▸ What is asked
Could you copy every line from the material below in which "média" appears?

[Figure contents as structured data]
----

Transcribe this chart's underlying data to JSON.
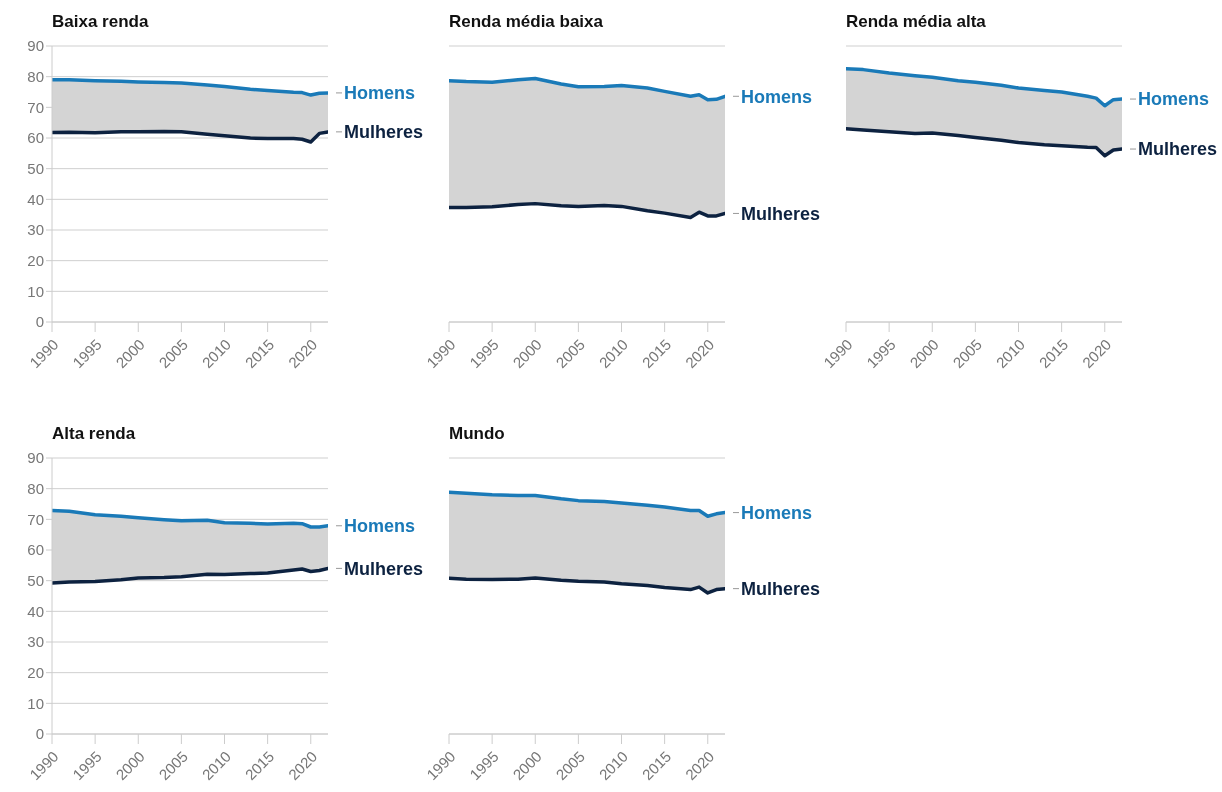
{
  "chart_data": [
    {
      "type": "line",
      "title": "Baixa renda",
      "x": [
        1990,
        1992,
        1995,
        1998,
        2000,
        2003,
        2005,
        2008,
        2010,
        2013,
        2015,
        2018,
        2019,
        2020,
        2021,
        2022
      ],
      "xlim": [
        1990,
        2022
      ],
      "xticks": [
        1990,
        1995,
        2000,
        2005,
        2010,
        2015,
        2020
      ],
      "ylim": [
        0,
        90
      ],
      "yticks": [
        0,
        10,
        20,
        30,
        40,
        50,
        60,
        70,
        80,
        90
      ],
      "grid": "y",
      "series": [
        {
          "name": "Homens",
          "color": "#1a7ab8",
          "values": [
            79,
            79,
            78.7,
            78.5,
            78.3,
            78.1,
            77.9,
            77.3,
            76.8,
            75.9,
            75.5,
            74.9,
            74.8,
            74,
            74.6,
            74.7
          ],
          "lower": [
            61.8,
            61.9,
            61.7,
            62,
            62,
            62.1,
            62,
            61.2,
            60.7,
            60,
            59.8,
            59.8,
            59.6,
            58.7,
            61.5,
            62
          ],
          "upper": [
            79,
            79,
            78.7,
            78.5,
            78.3,
            78.1,
            77.9,
            77.3,
            76.8,
            75.9,
            75.5,
            74.9,
            74.8,
            74,
            74.6,
            74.7
          ]
        },
        {
          "name": "Mulheres",
          "color": "#0d2240",
          "values": [
            61.8,
            61.9,
            61.7,
            62,
            62,
            62.1,
            62,
            61.2,
            60.7,
            60,
            59.8,
            59.8,
            59.6,
            58.7,
            61.5,
            62
          ]
        }
      ]
    },
    {
      "type": "line",
      "title": "Renda média baixa",
      "x": [
        1990,
        1992,
        1995,
        1998,
        2000,
        2003,
        2005,
        2008,
        2010,
        2013,
        2015,
        2018,
        2019,
        2020,
        2021,
        2022
      ],
      "xlim": [
        1990,
        2022
      ],
      "xticks": [
        1990,
        1995,
        2000,
        2005,
        2010,
        2015,
        2020
      ],
      "ylim": [
        0,
        90
      ],
      "yticks": [
        0,
        10,
        20,
        30,
        40,
        50,
        60,
        70,
        80,
        90
      ],
      "grid": "y",
      "tick_labels": "x",
      "series": [
        {
          "name": "Homens",
          "color": "#1a7ab8",
          "values": [
            78.7,
            78.4,
            78.2,
            79,
            79.4,
            77.6,
            76.7,
            76.8,
            77.1,
            76.3,
            75.2,
            73.6,
            74.1,
            72.5,
            72.6,
            73.6
          ],
          "lower": [
            37.3,
            37.3,
            37.6,
            38.3,
            38.6,
            37.9,
            37.7,
            38,
            37.7,
            36.3,
            35.5,
            34.1,
            35.8,
            34.6,
            34.6,
            35.4
          ],
          "upper": [
            78.7,
            78.4,
            78.2,
            79,
            79.4,
            77.6,
            76.7,
            76.8,
            77.1,
            76.3,
            75.2,
            73.6,
            74.1,
            72.5,
            72.6,
            73.6
          ]
        },
        {
          "name": "Mulheres",
          "color": "#0d2240",
          "values": [
            37.3,
            37.3,
            37.6,
            38.3,
            38.6,
            37.9,
            37.7,
            38,
            37.7,
            36.3,
            35.5,
            34.1,
            35.8,
            34.6,
            34.6,
            35.4
          ]
        }
      ]
    },
    {
      "type": "line",
      "title": "Renda média alta",
      "x": [
        1990,
        1992,
        1995,
        1998,
        2000,
        2003,
        2005,
        2008,
        2010,
        2013,
        2015,
        2018,
        2019,
        2020,
        2021,
        2022
      ],
      "xlim": [
        1990,
        2022
      ],
      "xticks": [
        1990,
        1995,
        2000,
        2005,
        2010,
        2015,
        2020
      ],
      "ylim": [
        0,
        90
      ],
      "yticks": [
        0,
        10,
        20,
        30,
        40,
        50,
        60,
        70,
        80,
        90
      ],
      "grid": "y",
      "tick_labels": "x",
      "series": [
        {
          "name": "Homens",
          "color": "#1a7ab8",
          "values": [
            82.6,
            82.3,
            81.2,
            80.3,
            79.8,
            78.7,
            78.2,
            77.2,
            76.3,
            75.5,
            75,
            73.6,
            73,
            70.5,
            72.5,
            72.7
          ],
          "lower": [
            63,
            62.6,
            62,
            61.5,
            61.6,
            60.8,
            60.2,
            59.3,
            58.5,
            57.8,
            57.5,
            57,
            56.9,
            54.2,
            56.1,
            56.4
          ],
          "upper": [
            82.6,
            82.3,
            81.2,
            80.3,
            79.8,
            78.7,
            78.2,
            77.2,
            76.3,
            75.5,
            75,
            73.6,
            73,
            70.5,
            72.5,
            72.7
          ]
        },
        {
          "name": "Mulheres",
          "color": "#0d2240",
          "values": [
            63,
            62.6,
            62,
            61.5,
            61.6,
            60.8,
            60.2,
            59.3,
            58.5,
            57.8,
            57.5,
            57,
            56.9,
            54.2,
            56.1,
            56.4
          ]
        }
      ]
    },
    {
      "type": "line",
      "title": "Alta renda",
      "x": [
        1990,
        1992,
        1995,
        1998,
        2000,
        2003,
        2005,
        2008,
        2010,
        2013,
        2015,
        2018,
        2019,
        2020,
        2021,
        2022
      ],
      "xlim": [
        1990,
        2022
      ],
      "xticks": [
        1990,
        1995,
        2000,
        2005,
        2010,
        2015,
        2020
      ],
      "ylim": [
        0,
        90
      ],
      "yticks": [
        0,
        10,
        20,
        30,
        40,
        50,
        60,
        70,
        80,
        90
      ],
      "grid": "y",
      "series": [
        {
          "name": "Homens",
          "color": "#1a7ab8",
          "values": [
            72.9,
            72.6,
            71.5,
            71,
            70.5,
            69.9,
            69.5,
            69.7,
            68.9,
            68.7,
            68.5,
            68.7,
            68.6,
            67.5,
            67.5,
            67.9
          ],
          "lower": [
            49.2,
            49.6,
            49.7,
            50.3,
            50.9,
            51,
            51.3,
            52.1,
            52,
            52.3,
            52.5,
            53.5,
            53.8,
            53,
            53.3,
            54
          ],
          "upper": [
            72.9,
            72.6,
            71.5,
            71,
            70.5,
            69.9,
            69.5,
            69.7,
            68.9,
            68.7,
            68.5,
            68.7,
            68.6,
            67.5,
            67.5,
            67.9
          ]
        },
        {
          "name": "Mulheres",
          "color": "#0d2240",
          "values": [
            49.2,
            49.6,
            49.7,
            50.3,
            50.9,
            51,
            51.3,
            52.1,
            52,
            52.3,
            52.5,
            53.5,
            53.8,
            53,
            53.3,
            54
          ]
        }
      ]
    },
    {
      "type": "line",
      "title": "Mundo",
      "x": [
        1990,
        1992,
        1995,
        1998,
        2000,
        2003,
        2005,
        2008,
        2010,
        2013,
        2015,
        2018,
        2019,
        2020,
        2021,
        2022
      ],
      "xlim": [
        1990,
        2022
      ],
      "xticks": [
        1990,
        1995,
        2000,
        2005,
        2010,
        2015,
        2020
      ],
      "ylim": [
        0,
        90
      ],
      "yticks": [
        0,
        10,
        20,
        30,
        40,
        50,
        60,
        70,
        80,
        90
      ],
      "grid": "y",
      "tick_labels": "x",
      "series": [
        {
          "name": "Homens",
          "color": "#1a7ab8",
          "values": [
            78.8,
            78.5,
            78,
            77.8,
            77.8,
            76.7,
            76.1,
            75.8,
            75.3,
            74.6,
            74,
            72.9,
            72.9,
            71,
            71.8,
            72.2
          ],
          "lower": [
            50.8,
            50.5,
            50.4,
            50.5,
            50.9,
            50.1,
            49.8,
            49.6,
            49,
            48.4,
            47.8,
            47.1,
            47.9,
            46,
            47.1,
            47.4
          ],
          "upper": [
            78.8,
            78.5,
            78,
            77.8,
            77.8,
            76.7,
            76.1,
            75.8,
            75.3,
            74.6,
            74,
            72.9,
            72.9,
            71,
            71.8,
            72.2
          ]
        },
        {
          "name": "Mulheres",
          "color": "#0d2240",
          "values": [
            50.8,
            50.5,
            50.4,
            50.5,
            50.9,
            50.1,
            49.8,
            49.6,
            49,
            48.4,
            47.8,
            47.1,
            47.9,
            46,
            47.1,
            47.4
          ]
        }
      ]
    }
  ]
}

----

▸ Task solution
      "title": "Renda média baixa",
      "title": "Renda média alta",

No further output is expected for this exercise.